* _What you have to do_: Please filter the rows below and keep every line that contains the string "hamburger". The match is case-sensitive.

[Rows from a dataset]
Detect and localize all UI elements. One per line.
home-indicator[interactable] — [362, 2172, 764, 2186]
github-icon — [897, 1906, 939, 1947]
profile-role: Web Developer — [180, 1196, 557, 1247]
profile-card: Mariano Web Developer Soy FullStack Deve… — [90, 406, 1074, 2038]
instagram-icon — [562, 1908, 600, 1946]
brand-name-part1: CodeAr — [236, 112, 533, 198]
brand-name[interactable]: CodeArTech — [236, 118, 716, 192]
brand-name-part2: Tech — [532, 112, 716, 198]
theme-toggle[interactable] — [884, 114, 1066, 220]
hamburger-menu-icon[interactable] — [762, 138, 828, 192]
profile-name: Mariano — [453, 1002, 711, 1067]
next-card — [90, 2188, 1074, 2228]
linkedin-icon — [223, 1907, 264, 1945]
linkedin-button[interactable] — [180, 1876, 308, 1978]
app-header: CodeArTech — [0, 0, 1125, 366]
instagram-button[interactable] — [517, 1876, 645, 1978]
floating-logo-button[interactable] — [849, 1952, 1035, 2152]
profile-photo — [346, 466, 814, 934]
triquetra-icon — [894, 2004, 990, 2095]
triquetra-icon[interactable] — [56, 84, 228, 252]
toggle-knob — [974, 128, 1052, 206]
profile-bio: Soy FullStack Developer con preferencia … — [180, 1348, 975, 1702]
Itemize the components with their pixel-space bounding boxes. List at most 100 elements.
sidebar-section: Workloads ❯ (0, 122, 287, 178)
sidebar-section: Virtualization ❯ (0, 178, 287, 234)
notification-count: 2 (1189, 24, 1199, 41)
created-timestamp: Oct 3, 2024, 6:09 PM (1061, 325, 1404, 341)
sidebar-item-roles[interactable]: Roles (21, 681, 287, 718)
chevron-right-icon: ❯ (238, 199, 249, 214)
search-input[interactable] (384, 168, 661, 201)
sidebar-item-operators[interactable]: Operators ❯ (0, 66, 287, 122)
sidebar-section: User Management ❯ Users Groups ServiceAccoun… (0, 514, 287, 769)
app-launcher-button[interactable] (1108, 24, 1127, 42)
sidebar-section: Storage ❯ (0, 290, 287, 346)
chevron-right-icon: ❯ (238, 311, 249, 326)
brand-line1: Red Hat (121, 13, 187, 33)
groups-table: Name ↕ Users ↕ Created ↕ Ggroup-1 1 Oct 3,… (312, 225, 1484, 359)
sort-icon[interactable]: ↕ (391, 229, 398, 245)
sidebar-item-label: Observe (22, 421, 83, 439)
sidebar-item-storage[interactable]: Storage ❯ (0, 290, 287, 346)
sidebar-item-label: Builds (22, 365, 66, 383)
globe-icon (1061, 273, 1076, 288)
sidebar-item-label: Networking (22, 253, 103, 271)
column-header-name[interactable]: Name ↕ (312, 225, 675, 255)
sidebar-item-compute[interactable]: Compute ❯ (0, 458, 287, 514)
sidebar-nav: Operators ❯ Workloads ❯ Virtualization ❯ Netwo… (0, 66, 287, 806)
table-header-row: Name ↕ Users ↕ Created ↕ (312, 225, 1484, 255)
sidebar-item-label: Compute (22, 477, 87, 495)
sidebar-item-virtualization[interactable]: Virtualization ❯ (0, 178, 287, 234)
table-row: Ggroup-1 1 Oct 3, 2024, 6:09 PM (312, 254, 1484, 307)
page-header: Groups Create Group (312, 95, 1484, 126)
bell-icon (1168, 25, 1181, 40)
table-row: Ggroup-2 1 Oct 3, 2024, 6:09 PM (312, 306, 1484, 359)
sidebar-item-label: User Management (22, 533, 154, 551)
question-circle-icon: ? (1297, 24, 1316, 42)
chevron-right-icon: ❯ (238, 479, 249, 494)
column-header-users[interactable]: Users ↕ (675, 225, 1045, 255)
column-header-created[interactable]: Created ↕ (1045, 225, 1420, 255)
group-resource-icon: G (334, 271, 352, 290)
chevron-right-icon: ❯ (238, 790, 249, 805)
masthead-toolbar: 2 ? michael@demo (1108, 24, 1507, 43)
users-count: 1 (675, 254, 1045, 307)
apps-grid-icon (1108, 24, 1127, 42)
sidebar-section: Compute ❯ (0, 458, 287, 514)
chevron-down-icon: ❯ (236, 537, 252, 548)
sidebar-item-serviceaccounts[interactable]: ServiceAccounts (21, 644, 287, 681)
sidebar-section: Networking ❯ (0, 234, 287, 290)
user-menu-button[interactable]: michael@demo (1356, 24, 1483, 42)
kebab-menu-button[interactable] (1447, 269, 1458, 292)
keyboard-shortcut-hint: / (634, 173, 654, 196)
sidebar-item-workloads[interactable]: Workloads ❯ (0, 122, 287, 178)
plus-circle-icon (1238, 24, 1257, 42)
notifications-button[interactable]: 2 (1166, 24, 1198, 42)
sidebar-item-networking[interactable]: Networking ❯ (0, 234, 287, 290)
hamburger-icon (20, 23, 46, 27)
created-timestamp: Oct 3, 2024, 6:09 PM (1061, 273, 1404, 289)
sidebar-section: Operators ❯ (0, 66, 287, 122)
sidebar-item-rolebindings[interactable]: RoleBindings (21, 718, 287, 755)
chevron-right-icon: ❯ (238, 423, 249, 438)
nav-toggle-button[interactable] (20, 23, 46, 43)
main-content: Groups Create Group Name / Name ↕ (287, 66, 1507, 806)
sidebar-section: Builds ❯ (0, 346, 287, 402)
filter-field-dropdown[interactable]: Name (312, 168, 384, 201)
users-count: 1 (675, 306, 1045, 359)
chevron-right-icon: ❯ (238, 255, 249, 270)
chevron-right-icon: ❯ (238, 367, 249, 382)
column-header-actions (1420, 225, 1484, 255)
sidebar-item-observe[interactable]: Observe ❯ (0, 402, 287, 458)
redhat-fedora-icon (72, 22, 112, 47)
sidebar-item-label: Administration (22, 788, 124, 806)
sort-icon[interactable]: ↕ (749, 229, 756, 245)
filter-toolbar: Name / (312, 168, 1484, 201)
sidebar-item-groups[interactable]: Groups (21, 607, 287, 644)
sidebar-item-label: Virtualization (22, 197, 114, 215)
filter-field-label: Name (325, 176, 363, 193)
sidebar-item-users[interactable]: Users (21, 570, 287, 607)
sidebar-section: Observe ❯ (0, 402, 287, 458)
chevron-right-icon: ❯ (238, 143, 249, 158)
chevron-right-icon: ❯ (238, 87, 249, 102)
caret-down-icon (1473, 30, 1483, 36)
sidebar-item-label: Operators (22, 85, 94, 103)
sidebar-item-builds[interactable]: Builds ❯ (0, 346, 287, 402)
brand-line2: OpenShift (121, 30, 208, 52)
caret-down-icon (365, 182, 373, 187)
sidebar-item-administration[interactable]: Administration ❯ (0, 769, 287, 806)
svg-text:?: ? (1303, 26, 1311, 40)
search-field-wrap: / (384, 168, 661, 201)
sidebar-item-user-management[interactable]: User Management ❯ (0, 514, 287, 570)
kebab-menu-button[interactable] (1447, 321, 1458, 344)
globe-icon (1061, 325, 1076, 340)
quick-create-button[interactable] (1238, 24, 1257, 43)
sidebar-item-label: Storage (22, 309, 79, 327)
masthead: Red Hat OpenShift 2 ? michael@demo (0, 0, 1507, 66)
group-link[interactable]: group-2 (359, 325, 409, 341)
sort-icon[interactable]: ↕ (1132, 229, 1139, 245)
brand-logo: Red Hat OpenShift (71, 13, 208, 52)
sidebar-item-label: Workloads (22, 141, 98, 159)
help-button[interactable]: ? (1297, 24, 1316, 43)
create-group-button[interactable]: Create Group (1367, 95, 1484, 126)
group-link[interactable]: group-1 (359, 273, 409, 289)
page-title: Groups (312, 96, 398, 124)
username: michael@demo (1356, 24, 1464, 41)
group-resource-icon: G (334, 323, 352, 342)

* _Answer for the task_:
hamburger-menu-icon[interactable] — [762, 138, 828, 192]
hamburger-icon (20, 23, 46, 27)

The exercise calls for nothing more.